Exercise goal = Tally how many lines hold the string "this". Your reply should be that number alone.

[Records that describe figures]

++++++

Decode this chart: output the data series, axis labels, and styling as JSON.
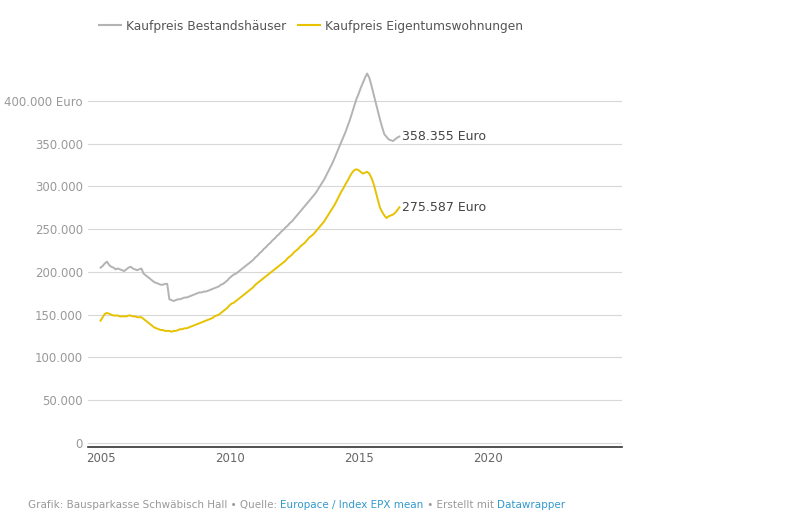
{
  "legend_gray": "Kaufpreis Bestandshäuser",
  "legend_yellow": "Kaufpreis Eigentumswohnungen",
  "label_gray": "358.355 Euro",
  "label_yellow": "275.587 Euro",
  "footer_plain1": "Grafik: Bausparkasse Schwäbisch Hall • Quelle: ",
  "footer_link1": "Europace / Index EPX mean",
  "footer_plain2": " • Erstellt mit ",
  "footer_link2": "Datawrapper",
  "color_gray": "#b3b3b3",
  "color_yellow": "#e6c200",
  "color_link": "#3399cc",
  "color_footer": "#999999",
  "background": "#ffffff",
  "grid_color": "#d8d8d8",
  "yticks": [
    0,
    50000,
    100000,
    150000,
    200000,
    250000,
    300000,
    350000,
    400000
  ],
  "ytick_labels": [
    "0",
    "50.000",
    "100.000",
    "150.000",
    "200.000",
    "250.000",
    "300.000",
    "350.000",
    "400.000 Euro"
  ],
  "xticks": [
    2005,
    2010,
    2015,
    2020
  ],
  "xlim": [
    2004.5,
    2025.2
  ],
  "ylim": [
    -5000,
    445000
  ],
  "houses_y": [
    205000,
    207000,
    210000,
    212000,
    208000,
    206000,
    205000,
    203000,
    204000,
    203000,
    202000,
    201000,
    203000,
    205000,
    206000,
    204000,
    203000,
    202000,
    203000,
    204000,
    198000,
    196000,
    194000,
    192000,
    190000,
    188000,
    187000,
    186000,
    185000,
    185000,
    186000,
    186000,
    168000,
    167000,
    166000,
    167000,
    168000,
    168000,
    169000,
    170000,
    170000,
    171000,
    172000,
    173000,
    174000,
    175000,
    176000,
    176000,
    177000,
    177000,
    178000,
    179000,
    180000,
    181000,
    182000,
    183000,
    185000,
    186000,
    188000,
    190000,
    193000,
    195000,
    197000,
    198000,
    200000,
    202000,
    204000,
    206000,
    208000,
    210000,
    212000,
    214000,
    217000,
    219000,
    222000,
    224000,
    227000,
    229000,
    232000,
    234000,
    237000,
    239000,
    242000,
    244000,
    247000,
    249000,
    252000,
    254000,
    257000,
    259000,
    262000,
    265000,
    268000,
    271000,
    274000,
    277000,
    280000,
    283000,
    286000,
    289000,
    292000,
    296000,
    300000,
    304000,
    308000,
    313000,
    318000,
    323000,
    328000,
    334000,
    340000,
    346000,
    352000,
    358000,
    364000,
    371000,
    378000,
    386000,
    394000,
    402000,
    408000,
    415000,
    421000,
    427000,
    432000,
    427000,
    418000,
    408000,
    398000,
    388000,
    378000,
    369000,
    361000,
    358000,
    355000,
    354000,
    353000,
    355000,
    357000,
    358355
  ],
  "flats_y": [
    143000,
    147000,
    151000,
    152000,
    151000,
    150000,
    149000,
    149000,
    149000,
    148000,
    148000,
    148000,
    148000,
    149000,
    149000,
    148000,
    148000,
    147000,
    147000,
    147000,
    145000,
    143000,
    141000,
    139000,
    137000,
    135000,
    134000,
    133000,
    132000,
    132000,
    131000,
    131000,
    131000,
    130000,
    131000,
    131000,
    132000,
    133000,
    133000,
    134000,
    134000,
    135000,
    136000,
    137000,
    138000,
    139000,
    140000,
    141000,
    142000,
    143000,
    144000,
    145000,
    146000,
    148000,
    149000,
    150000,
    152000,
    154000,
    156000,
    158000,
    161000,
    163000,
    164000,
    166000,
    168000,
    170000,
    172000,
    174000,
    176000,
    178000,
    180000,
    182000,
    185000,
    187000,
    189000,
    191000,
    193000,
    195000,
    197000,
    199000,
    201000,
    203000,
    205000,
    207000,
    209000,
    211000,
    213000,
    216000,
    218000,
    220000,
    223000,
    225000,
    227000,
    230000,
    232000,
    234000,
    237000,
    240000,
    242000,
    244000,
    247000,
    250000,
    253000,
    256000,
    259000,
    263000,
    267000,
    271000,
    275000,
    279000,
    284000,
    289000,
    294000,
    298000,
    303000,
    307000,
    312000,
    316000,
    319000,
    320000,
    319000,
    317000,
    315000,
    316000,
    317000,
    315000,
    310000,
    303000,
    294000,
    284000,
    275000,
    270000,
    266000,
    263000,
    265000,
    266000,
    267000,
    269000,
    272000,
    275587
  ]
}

++++++

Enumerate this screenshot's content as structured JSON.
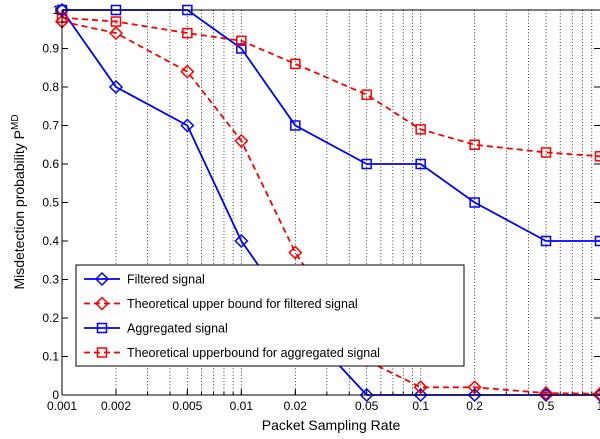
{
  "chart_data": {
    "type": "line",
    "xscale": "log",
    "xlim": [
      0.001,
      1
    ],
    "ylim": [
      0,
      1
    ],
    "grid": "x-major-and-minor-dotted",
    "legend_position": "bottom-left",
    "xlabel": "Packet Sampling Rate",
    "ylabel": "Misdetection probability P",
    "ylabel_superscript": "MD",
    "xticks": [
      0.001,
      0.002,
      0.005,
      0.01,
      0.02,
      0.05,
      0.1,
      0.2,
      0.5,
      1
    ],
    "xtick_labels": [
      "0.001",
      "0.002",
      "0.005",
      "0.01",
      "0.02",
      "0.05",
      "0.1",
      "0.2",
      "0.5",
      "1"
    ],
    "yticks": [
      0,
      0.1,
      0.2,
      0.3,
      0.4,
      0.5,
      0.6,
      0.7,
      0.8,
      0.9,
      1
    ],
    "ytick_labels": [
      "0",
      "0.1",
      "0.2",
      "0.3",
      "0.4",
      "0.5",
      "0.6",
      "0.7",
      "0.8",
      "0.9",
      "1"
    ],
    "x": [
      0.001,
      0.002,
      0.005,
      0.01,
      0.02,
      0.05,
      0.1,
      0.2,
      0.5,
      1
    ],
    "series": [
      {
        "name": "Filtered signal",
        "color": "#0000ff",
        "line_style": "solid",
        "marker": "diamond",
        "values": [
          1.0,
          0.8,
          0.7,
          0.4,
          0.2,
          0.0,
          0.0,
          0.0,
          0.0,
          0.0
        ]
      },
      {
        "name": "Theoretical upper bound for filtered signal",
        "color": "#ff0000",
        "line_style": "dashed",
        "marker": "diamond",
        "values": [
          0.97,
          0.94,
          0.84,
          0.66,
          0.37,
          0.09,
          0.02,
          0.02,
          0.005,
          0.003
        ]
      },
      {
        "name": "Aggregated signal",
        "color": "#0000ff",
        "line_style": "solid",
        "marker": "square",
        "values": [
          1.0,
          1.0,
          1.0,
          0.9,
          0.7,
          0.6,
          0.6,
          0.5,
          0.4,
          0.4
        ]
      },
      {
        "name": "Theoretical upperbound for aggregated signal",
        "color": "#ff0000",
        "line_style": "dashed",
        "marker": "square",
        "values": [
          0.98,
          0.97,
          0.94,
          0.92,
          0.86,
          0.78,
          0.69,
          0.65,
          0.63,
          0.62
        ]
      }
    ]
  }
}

++++++

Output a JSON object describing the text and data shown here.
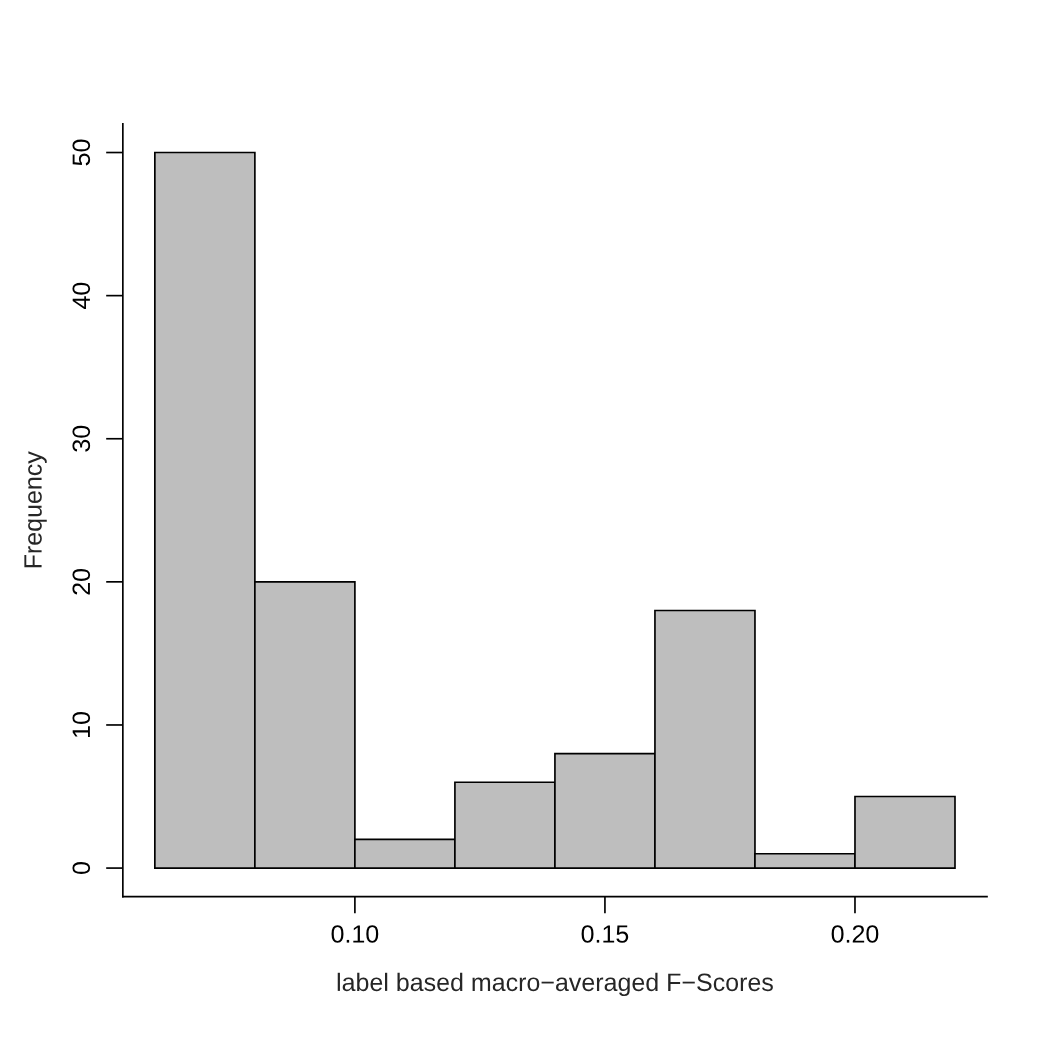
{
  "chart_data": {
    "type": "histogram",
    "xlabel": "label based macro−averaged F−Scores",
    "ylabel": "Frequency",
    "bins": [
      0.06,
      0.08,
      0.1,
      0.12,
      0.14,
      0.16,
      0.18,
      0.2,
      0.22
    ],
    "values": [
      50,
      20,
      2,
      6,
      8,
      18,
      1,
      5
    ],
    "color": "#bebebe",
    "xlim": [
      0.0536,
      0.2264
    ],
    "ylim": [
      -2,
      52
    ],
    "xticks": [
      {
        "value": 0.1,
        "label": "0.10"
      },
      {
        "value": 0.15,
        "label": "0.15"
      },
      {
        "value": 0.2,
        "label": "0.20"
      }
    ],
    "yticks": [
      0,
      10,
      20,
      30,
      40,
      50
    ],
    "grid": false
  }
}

++++++

Task response = 2